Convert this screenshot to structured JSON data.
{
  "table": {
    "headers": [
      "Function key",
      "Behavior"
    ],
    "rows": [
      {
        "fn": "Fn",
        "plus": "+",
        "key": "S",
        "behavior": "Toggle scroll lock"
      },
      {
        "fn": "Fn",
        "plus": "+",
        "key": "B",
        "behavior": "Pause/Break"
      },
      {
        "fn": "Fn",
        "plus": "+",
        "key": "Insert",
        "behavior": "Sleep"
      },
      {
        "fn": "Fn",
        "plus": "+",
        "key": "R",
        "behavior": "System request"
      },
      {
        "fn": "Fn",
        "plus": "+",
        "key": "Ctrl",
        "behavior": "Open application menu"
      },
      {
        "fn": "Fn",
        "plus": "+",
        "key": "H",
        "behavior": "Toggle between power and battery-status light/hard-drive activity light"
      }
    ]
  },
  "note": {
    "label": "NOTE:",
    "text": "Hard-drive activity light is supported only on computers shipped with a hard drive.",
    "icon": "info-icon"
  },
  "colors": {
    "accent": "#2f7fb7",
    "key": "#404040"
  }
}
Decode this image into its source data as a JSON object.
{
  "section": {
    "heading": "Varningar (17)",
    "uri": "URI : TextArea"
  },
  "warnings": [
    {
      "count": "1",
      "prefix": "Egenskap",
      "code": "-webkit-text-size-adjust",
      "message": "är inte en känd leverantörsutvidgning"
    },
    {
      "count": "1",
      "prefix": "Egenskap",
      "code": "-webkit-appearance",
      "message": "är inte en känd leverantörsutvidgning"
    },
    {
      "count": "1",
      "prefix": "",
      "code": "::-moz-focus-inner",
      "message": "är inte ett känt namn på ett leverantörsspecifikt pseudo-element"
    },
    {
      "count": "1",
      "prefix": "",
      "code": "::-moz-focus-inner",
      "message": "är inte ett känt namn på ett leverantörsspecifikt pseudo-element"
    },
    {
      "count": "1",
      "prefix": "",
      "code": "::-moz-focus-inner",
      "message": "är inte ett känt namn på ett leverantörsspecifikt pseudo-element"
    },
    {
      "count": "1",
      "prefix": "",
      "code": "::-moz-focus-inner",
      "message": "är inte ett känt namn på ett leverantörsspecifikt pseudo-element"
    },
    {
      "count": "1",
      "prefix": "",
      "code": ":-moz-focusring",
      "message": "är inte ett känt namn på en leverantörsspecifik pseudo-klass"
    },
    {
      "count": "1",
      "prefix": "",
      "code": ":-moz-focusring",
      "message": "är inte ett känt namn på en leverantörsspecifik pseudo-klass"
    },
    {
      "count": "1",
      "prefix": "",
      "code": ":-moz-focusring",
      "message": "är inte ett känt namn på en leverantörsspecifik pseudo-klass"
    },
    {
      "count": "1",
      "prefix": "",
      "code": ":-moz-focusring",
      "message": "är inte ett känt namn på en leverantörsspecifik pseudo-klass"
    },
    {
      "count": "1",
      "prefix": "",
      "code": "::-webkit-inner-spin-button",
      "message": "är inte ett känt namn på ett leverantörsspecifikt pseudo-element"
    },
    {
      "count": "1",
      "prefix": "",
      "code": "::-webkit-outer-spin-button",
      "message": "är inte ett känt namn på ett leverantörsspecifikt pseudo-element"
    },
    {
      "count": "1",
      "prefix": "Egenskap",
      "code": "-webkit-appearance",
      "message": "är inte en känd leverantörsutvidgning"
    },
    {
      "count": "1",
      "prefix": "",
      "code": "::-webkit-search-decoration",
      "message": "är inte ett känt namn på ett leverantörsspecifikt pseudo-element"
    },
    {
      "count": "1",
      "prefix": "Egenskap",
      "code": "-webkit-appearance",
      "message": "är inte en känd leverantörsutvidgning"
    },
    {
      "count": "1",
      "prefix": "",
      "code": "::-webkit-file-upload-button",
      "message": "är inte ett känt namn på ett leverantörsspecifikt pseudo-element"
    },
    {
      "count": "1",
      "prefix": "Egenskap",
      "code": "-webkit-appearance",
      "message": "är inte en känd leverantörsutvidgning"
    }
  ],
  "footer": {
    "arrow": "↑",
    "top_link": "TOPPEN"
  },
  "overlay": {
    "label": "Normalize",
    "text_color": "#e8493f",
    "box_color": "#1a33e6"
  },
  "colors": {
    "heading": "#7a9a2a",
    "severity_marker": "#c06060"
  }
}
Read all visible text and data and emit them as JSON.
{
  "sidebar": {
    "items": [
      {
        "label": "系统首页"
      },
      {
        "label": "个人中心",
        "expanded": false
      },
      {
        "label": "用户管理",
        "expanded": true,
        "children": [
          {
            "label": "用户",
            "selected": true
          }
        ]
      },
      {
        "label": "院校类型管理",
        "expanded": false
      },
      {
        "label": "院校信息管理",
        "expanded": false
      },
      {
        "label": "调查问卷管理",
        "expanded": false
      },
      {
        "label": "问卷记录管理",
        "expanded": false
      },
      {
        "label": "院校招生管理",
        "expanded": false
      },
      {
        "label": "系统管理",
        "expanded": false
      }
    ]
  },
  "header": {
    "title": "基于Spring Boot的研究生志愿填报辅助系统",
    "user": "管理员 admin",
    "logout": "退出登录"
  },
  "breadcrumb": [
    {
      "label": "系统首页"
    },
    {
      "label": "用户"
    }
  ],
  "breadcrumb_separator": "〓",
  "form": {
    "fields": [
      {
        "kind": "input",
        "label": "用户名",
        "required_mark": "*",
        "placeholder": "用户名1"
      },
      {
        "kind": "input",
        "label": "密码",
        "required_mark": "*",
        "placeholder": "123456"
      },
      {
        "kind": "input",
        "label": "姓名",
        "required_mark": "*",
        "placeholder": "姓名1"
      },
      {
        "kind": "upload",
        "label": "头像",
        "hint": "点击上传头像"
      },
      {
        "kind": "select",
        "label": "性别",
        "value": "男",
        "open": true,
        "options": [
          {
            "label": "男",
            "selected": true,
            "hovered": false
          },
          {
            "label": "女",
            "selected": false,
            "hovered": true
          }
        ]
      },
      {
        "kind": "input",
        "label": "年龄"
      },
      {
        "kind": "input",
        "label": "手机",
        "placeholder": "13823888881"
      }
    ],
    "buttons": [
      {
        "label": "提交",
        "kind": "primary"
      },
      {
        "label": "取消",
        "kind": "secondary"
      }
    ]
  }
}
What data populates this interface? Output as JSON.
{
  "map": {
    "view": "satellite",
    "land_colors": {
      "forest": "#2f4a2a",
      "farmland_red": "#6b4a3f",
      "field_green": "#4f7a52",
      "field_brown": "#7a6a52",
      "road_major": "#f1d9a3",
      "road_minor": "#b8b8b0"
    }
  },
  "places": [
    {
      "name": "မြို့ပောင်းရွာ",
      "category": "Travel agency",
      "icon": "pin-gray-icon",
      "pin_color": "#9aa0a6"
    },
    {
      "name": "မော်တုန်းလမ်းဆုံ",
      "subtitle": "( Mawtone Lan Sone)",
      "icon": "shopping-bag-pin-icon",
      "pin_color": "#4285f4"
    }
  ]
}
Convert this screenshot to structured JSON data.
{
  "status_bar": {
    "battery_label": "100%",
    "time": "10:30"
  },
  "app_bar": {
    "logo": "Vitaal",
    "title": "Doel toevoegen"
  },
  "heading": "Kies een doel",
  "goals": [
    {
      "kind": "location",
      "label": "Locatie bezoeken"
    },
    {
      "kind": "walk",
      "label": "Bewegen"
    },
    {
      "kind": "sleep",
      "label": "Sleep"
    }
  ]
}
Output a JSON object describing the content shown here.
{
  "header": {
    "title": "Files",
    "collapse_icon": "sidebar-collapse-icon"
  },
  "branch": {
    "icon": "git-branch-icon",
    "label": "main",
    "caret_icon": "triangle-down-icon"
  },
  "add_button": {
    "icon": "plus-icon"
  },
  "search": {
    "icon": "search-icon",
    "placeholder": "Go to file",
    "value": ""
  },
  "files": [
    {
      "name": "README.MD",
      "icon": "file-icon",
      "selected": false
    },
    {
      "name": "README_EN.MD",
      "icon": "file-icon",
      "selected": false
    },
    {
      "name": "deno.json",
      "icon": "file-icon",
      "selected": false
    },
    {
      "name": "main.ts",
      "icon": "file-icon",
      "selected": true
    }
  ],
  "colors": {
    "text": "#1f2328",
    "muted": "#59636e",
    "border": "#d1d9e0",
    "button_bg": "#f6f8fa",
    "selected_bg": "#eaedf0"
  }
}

++++++++

_What the exercise asks_
In the records above, locate the line that contains "Output a JSON". Repeat it and every line after it, exactly, and nothing else.

_In response_
Output a JSON object describing the content shown here.
{
  "header": {
    "title": "Files",
    "collapse_icon": "sidebar-collapse-icon"
  },
  "branch": {
    "icon": "git-branch-icon",
    "label": "main",
    "caret_icon": "triangle-down-icon"
  },
  "add_button": {
    "icon": "plus-icon"
  },
  "search": {
    "icon": "search-icon",
    "placeholder": "Go to file",
    "value": ""
  },
  "files": [
    {
      "name": "README.MD",
      "icon": "file-icon",
      "selected": false
    },
    {
      "name": "README_EN.MD",
      "icon": "file-icon",
      "selected": false
    },
    {
      "name": "deno.json",
      "icon": "file-icon",
      "selected": false
    },
    {
      "name": "main.ts",
      "icon": "file-icon",
      "selected": true
    }
  ],
  "colors": {
    "text": "#1f2328",
    "muted": "#59636e",
    "border": "#d1d9e0",
    "button_bg": "#f6f8fa",
    "selected_bg": "#eaedf0"
  }
}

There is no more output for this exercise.